RECORDS FOR THE TASK
-.-.-
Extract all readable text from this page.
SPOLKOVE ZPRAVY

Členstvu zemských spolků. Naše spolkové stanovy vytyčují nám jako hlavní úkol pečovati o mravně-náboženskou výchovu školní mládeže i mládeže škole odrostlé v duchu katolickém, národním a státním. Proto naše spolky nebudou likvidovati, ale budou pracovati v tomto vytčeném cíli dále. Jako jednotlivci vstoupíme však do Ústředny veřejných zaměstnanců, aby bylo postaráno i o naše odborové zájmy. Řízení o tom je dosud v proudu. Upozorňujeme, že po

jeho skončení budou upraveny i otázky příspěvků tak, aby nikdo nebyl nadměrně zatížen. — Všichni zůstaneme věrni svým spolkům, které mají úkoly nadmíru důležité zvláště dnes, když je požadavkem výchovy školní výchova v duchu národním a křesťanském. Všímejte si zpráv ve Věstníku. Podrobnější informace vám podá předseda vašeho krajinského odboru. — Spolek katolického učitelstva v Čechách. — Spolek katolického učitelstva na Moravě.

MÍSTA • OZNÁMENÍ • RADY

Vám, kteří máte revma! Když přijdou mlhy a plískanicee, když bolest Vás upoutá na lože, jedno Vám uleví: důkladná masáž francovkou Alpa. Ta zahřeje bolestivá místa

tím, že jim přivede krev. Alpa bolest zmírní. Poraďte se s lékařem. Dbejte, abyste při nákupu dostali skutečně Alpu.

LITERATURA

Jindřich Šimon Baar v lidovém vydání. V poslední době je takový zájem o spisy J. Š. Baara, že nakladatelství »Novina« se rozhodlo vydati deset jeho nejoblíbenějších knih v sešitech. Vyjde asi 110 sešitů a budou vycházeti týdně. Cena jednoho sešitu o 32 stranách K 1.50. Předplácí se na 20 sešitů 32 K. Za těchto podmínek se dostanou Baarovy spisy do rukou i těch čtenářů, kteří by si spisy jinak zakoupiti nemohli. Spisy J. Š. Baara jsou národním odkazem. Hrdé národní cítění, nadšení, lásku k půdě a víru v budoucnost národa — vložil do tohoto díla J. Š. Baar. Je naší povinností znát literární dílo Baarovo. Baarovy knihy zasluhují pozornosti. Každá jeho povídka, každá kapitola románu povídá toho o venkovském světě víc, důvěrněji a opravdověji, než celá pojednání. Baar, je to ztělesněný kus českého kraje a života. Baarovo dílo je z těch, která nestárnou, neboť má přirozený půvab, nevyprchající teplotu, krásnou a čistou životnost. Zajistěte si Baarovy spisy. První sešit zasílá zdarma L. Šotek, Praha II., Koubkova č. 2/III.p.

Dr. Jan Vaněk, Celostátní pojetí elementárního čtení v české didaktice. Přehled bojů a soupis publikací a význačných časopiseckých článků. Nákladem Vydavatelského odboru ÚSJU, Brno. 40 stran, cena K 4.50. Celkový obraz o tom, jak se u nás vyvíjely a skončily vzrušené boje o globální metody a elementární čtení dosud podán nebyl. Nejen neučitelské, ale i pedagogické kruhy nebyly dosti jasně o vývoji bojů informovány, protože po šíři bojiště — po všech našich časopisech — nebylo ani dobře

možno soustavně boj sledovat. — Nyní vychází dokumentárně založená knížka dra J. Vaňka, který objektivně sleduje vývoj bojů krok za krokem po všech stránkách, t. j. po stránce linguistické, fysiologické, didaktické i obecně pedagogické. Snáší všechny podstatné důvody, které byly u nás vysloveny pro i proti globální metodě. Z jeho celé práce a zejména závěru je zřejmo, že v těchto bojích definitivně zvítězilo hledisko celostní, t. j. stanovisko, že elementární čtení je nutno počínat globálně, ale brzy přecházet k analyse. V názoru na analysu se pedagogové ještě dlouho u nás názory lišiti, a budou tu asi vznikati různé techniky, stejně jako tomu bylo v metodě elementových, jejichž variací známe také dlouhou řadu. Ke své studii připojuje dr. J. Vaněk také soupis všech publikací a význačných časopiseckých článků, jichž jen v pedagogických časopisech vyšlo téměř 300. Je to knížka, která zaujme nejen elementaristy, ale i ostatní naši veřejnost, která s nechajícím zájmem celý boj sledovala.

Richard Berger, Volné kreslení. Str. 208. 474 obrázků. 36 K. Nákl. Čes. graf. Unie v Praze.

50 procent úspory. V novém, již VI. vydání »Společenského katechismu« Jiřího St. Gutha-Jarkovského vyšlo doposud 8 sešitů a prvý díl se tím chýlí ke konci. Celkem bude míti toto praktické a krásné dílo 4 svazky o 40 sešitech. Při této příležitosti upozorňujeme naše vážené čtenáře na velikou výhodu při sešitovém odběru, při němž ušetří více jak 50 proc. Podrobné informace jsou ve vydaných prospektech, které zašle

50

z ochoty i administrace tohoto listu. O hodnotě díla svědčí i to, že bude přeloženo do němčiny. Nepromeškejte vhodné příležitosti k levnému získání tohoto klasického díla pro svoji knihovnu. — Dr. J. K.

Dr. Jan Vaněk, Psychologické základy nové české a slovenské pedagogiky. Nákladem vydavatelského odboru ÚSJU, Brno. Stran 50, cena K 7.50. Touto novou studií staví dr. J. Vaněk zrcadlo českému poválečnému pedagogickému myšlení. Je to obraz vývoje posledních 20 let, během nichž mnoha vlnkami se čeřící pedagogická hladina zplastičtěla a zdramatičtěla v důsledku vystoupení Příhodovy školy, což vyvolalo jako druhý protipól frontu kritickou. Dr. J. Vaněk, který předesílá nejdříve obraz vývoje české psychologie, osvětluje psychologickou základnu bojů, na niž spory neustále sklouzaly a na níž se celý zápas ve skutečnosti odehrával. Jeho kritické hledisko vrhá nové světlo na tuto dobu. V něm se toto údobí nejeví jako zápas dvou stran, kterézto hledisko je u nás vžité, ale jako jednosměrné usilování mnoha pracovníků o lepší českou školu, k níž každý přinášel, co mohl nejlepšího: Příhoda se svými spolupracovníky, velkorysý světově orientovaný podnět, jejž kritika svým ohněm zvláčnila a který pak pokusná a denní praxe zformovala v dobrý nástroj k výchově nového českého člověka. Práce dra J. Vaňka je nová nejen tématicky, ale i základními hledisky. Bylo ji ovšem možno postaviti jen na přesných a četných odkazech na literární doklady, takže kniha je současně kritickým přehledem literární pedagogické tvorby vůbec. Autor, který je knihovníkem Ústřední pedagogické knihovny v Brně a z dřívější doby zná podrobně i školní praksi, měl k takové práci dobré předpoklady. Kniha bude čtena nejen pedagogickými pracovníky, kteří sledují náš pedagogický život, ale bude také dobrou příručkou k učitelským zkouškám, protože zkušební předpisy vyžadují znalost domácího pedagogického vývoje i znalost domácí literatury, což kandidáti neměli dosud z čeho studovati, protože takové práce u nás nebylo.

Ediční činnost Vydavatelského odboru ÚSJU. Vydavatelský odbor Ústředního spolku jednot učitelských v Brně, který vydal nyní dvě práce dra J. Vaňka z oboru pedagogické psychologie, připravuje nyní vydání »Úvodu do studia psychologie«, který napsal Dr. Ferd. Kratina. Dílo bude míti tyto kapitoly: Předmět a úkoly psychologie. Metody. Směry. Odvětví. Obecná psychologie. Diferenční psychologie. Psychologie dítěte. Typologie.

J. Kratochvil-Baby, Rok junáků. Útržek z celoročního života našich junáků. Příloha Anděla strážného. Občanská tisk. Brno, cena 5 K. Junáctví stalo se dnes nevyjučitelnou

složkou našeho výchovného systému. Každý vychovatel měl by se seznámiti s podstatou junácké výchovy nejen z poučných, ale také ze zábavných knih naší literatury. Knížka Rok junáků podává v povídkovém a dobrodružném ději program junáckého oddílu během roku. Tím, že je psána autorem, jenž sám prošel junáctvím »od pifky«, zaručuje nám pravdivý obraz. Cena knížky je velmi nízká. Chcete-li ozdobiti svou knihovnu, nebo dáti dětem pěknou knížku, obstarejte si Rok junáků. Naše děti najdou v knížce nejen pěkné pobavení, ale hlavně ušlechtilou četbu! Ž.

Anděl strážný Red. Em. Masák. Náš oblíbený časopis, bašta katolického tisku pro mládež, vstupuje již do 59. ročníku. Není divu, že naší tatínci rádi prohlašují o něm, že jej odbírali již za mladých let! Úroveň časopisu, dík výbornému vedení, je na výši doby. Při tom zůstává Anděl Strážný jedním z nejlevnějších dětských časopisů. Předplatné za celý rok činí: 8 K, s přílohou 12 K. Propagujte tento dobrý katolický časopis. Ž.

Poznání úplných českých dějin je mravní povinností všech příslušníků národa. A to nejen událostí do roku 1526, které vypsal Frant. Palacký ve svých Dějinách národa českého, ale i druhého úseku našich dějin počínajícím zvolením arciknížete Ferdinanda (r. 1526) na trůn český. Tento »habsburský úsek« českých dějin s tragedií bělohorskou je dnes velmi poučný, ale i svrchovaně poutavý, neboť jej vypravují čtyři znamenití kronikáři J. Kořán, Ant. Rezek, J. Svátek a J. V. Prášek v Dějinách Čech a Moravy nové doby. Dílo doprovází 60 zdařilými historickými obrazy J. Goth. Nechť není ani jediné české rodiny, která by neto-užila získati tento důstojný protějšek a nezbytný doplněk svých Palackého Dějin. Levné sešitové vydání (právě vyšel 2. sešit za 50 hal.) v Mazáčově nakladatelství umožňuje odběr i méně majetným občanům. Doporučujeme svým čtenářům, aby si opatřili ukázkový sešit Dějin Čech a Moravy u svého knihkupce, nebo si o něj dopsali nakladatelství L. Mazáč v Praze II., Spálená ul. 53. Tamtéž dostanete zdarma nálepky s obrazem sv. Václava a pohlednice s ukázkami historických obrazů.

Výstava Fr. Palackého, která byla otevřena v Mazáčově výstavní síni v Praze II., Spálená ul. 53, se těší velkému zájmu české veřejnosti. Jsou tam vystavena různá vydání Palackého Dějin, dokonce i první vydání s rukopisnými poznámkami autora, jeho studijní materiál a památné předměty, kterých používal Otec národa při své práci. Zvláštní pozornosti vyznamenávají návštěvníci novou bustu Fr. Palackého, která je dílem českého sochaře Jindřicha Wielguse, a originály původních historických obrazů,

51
-.-.-
WHAT YOU SHOULD DO
Tell how many lines in the material contain the word "Alpa". Only the number is wanted.

WRITTEN ANSWER
2